## [TASK PROMPT]
Each line containing the word "text" must be collected.
* begin MATERIALS PROVIDED *
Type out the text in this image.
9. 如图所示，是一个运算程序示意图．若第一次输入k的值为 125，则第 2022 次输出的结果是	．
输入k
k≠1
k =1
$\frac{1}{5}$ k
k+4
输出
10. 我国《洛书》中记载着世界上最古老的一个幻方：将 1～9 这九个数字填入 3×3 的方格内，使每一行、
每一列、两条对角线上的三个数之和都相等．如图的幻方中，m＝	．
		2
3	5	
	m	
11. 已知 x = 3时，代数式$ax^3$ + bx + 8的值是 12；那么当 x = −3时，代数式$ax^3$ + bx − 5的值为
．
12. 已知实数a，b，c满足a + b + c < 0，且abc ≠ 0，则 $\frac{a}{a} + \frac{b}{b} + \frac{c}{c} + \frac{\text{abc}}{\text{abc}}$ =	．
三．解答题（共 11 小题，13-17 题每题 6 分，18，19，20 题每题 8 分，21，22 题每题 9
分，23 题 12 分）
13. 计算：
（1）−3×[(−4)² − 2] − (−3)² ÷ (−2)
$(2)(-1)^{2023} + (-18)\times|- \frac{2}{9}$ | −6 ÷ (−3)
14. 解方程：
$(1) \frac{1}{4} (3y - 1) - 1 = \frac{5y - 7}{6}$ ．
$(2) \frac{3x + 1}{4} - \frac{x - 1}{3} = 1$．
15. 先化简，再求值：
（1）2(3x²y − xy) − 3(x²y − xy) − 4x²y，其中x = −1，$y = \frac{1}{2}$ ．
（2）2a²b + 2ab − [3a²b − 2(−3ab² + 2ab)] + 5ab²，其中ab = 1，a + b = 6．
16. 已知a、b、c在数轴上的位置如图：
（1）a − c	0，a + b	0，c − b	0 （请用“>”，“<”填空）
* end MATERIALS PROVIDED *
## [THE SOLUTION]
Type out the text in this image.
12. 已知实数a，b，c满足a + b + c < 0，且abc ≠ 0，则 $\frac{a}{a} + \frac{b}{b} + \frac{c}{c} + \frac{\text{abc}}{\text{abc}}$ =	．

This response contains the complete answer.